> _Given exercise_
Copy every entry exactly as given, minus the images.

[Data excerpts]

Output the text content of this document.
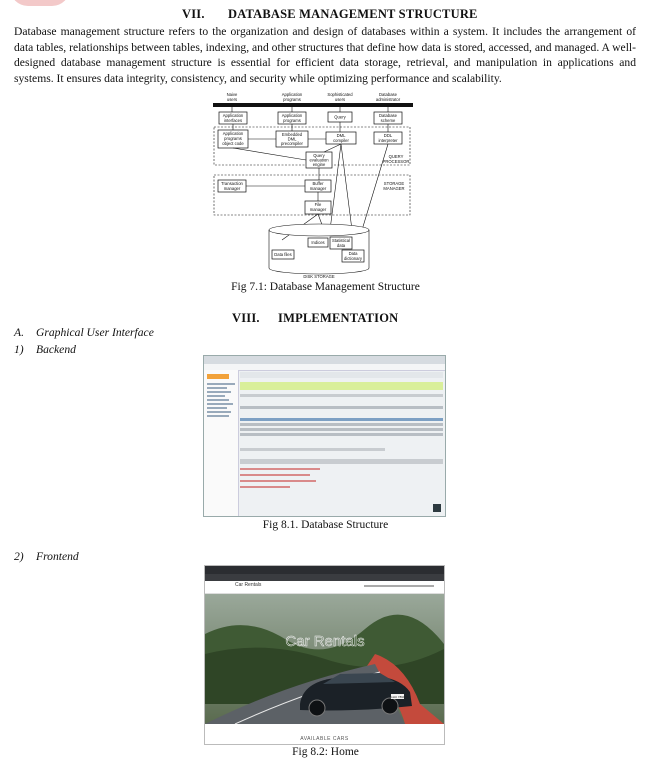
VII. DATABASE MANAGEMENT STRUCTURE
Database management structure refers to the organization and design of databases within a system. It includes the arrangement of data tables, relationships between tables, indexing, and other structures that define how data is stored, accessed, and managed. A well-designed database management structure is essential for efficient data storage, retrieval, and manipulation in applications and systems. It ensures data integrity, consistency, and security while optimizing performance and scalability.
Naive
users
Application
programs
Sophisticated
users
Database
administrator
Application
interfaces
Application
programs
Query	Database
scheme
Application
programs
object code
Embedded
DML
precompiler
DML
compiler
DDL
interpreter
Query
evaluation
engine
QUERY
PROCESSOR
Transaction
manager
Buffer
manager
STORAGE
MANAGER
File
manager
Data files
Indices Statistical
data
Data
dictionary
DISK STORAGE
Fig 7.1: Database Management Structure
VIII. IMPLEMENTATION
A. Graphical User Interface
1) Backend
Fig 8.1. Database Structure
2) Frontend
Car Rentals
Car Rentals
GHU 7890
AVAILABLE CARS
Fig 8.2: Home
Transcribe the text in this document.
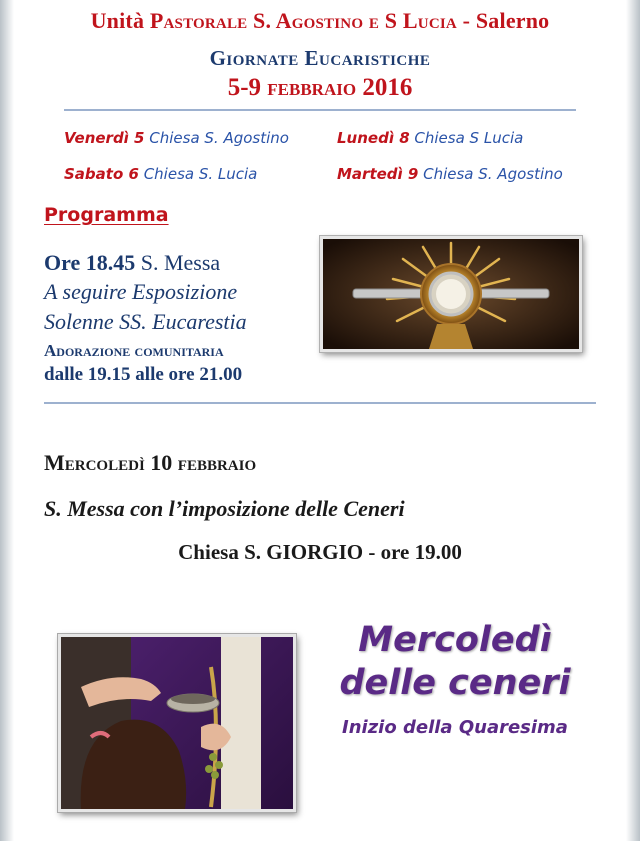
Unità Pastorale S. Agostino e S Lucia - Salerno
Giornate Eucaristiche
5-9 febbraio 2016
Venerdì 5 Chiesa S. Agostino
Sabato 6 Chiesa S. Lucia
Lunedì 8 Chiesa S Lucia
Martedì 9 Chiesa S. Agostino
Programma
Ore 18.45 S. Messa
A seguire Esposizione
Solenne SS. Eucarestia
Adorazione comunitaria
dalle 19.15 alle ore 21.00
Mercoledì 10 febbraio
S. Messa con l’imposizione delle Ceneri
Chiesa S. GIORGIO - ore 19.00
Mercoledì
delle ceneri
Inizio della Quaresima
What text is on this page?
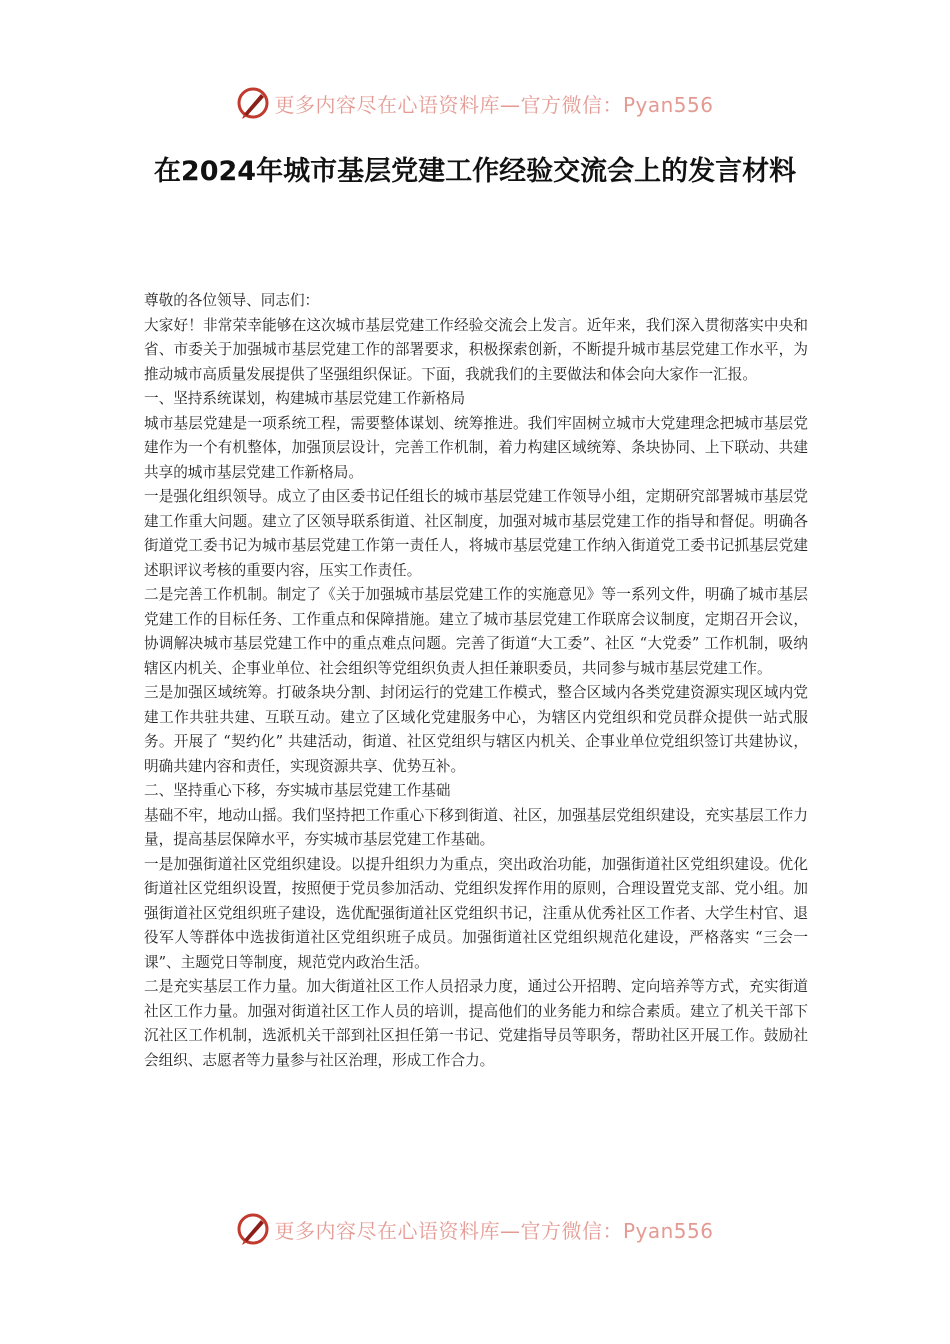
更多内容尽在心语资料库—官方微信：Pyan556
在2024年城市基层党建工作经验交流会上的发言材料

尊敬的各位领导、同志们：

大家好！非常荣幸能够在这次城市基层党建工作经验交流会上发言。近年来，我们深入贯彻落实中央和省、市委关于加强城市基层党建工作的部署要求，积极探索创新，不断提升城市基层党建工作水平，为推动城市高质量发展提供了坚强组织保证。下面，我就我们的主要做法和体会向大家作一汇报。

一、坚持系统谋划，构建城市基层党建工作新格局

城市基层党建是一项系统工程，需要整体谋划、统筹推进。我们牢固树立城市大党建理念把城市基层党建作为一个有机整体，加强顶层设计，完善工作机制，着力构建区域统筹、条块协同、上下联动、共建共享的城市基层党建工作新格局。

一是强化组织领导。成立了由区委书记任组长的城市基层党建工作领导小组，定期研究部署城市基层党建工作重大问题。建立了区领导联系街道、社区制度，加强对城市基层党建工作的指导和督促。明确各街道党工委书记为城市基层党建工作第一责任人，将城市基层党建工作纳入街道党工委书记抓基层党建述职评议考核的重要内容，压实工作责任。

二是完善工作机制。制定了《关于加强城市基层党建工作的实施意见》等一系列文件，明确了城市基层党建工作的目标任务、工作重点和保障措施。建立了城市基层党建工作联席会议制度，定期召开会议，协调解决城市基层党建工作中的重点难点问题。完善了街道“大工委”、社区 “大党委” 工作机制，吸纳辖区内机关、企事业单位、社会组织等党组织负责人担任兼职委员，共同参与城市基层党建工作。

三是加强区域统筹。打破条块分割、封闭运行的党建工作模式，整合区域内各类党建资源实现区域内党建工作共驻共建、互联互动。建立了区域化党建服务中心，为辖区内党组织和党员群众提供一站式服务。开展了 “契约化” 共建活动，街道、社区党组织与辖区内机关、企事业单位党组织签订共建协议，明确共建内容和责任，实现资源共享、优势互补。

二、坚持重心下移，夯实城市基层党建工作基础

基础不牢，地动山摇。我们坚持把工作重心下移到街道、社区，加强基层党组织建设，充实基层工作力量，提高基层保障水平，夯实城市基层党建工作基础。

一是加强街道社区党组织建设。以提升组织力为重点，突出政治功能，加强街道社区党组织建设。优化街道社区党组织设置，按照便于党员参加活动、党组织发挥作用的原则，合理设置党支部、党小组。加强街道社区党组织班子建设，选优配强街道社区党组织书记，注重从优秀社区工作者、大学生村官、退役军人等群体中选拔街道社区党组织班子成员。加强街道社区党组织规范化建设，严格落实 “三会一课”、主题党日等制度，规范党内政治生活。

二是充实基层工作力量。加大街道社区工作人员招录力度，通过公开招聘、定向培养等方式，充实街道社区工作力量。加强对街道社区工作人员的培训，提高他们的业务能力和综合素质。建立了机关干部下沉社区工作机制，选派机关干部到社区担任第一书记、党建指导员等职务，帮助社区开展工作。鼓励社会组织、志愿者等力量参与社区治理，形成工作合力。

更多内容尽在心语资料库—官方微信：Pyan556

> _Exercise result_
Output the text content of this document.
VII. DATABASE MANAGEMENT STRUCTURE
Database management structure refers to the organization and design of databases within a system. It includes the arrangement of data tables, relationships between tables, indexing, and other structures that define how data is stored, accessed, and managed. A well-designed database management structure is essential for efficient data storage, retrieval, and manipulation in applications and systems. It ensures data integrity, consistency, and security while optimizing performance and scalability.
Naive
users
Application
programs
Sophisticated
users
Database
administrator
Application
interfaces
Application
programs
Query	Database
scheme
Application
programs
object code
Embedded
DML
precompiler
DML
compiler
DDL
interpreter
Query
evaluation
engine
QUERY
PROCESSOR
Transaction
manager
Buffer
manager
STORAGE
MANAGER
File
manager
Data files
Indices Statistical
data
Data
dictionary
DISK STORAGE
Fig 7.1: Database Management Structure
VIII. IMPLEMENTATION
A. Graphical User Interface
1) Backend
Fig 8.1. Database Structure
2) Frontend
Car Rentals
Car Rentals
GHU 7890
AVAILABLE CARS
Fig 8.2: Home
Transcribe the text in this document.
Unità Pastorale S. Agostino e S Lucia - Salerno
Giornate Eucaristiche
5-9 febbraio 2016
Venerdì 5 Chiesa S. Agostino
Sabato 6 Chiesa S. Lucia
Lunedì 8 Chiesa S Lucia
Martedì 9 Chiesa S. Agostino
Programma
Ore 18.45 S. Messa
A seguire Esposizione
Solenne SS. Eucarestia
Adorazione comunitaria
dalle 19.15 alle ore 21.00
Mercoledì 10 febbraio
S. Messa con l’imposizione delle Ceneri
Chiesa S. GIORGIO - ore 19.00
Mercoledì
delle ceneri
Inizio della Quaresima
What text is on this page?
更多内容尽在心语资料库—官方微信：Pyan556
在2024年城市基层党建工作经验交流会上的发言材料

尊敬的各位领导、同志们：

大家好！非常荣幸能够在这次城市基层党建工作经验交流会上发言。近年来，我们深入贯彻落实中央和省、市委关于加强城市基层党建工作的部署要求，积极探索创新，不断提升城市基层党建工作水平，为推动城市高质量发展提供了坚强组织保证。下面，我就我们的主要做法和体会向大家作一汇报。

一、坚持系统谋划，构建城市基层党建工作新格局

城市基层党建是一项系统工程，需要整体谋划、统筹推进。我们牢固树立城市大党建理念把城市基层党建作为一个有机整体，加强顶层设计，完善工作机制，着力构建区域统筹、条块协同、上下联动、共建共享的城市基层党建工作新格局。

一是强化组织领导。成立了由区委书记任组长的城市基层党建工作领导小组，定期研究部署城市基层党建工作重大问题。建立了区领导联系街道、社区制度，加强对城市基层党建工作的指导和督促。明确各街道党工委书记为城市基层党建工作第一责任人，将城市基层党建工作纳入街道党工委书记抓基层党建述职评议考核的重要内容，压实工作责任。

二是完善工作机制。制定了《关于加强城市基层党建工作的实施意见》等一系列文件，明确了城市基层党建工作的目标任务、工作重点和保障措施。建立了城市基层党建工作联席会议制度，定期召开会议，协调解决城市基层党建工作中的重点难点问题。完善了街道“大工委”、社区 “大党委” 工作机制，吸纳辖区内机关、企事业单位、社会组织等党组织负责人担任兼职委员，共同参与城市基层党建工作。

三是加强区域统筹。打破条块分割、封闭运行的党建工作模式，整合区域内各类党建资源实现区域内党建工作共驻共建、互联互动。建立了区域化党建服务中心，为辖区内党组织和党员群众提供一站式服务。开展了 “契约化” 共建活动，街道、社区党组织与辖区内机关、企事业单位党组织签订共建协议，明确共建内容和责任，实现资源共享、优势互补。

二、坚持重心下移，夯实城市基层党建工作基础

基础不牢，地动山摇。我们坚持把工作重心下移到街道、社区，加强基层党组织建设，充实基层工作力量，提高基层保障水平，夯实城市基层党建工作基础。

一是加强街道社区党组织建设。以提升组织力为重点，突出政治功能，加强街道社区党组织建设。优化街道社区党组织设置，按照便于党员参加活动、党组织发挥作用的原则，合理设置党支部、党小组。加强街道社区党组织班子建设，选优配强街道社区党组织书记，注重从优秀社区工作者、大学生村官、退役军人等群体中选拔街道社区党组织班子成员。加强街道社区党组织规范化建设，严格落实 “三会一课”、主题党日等制度，规范党内政治生活。

二是充实基层工作力量。加大街道社区工作人员招录力度，通过公开招聘、定向培养等方式，充实街道社区工作力量。加强对街道社区工作人员的培训，提高他们的业务能力和综合素质。建立了机关干部下沉社区工作机制，选派机关干部到社区担任第一书记、党建指导员等职务，帮助社区开展工作。鼓励社会组织、志愿者等力量参与社区治理，形成工作合力。

更多内容尽在心语资料库—官方微信：Pyan556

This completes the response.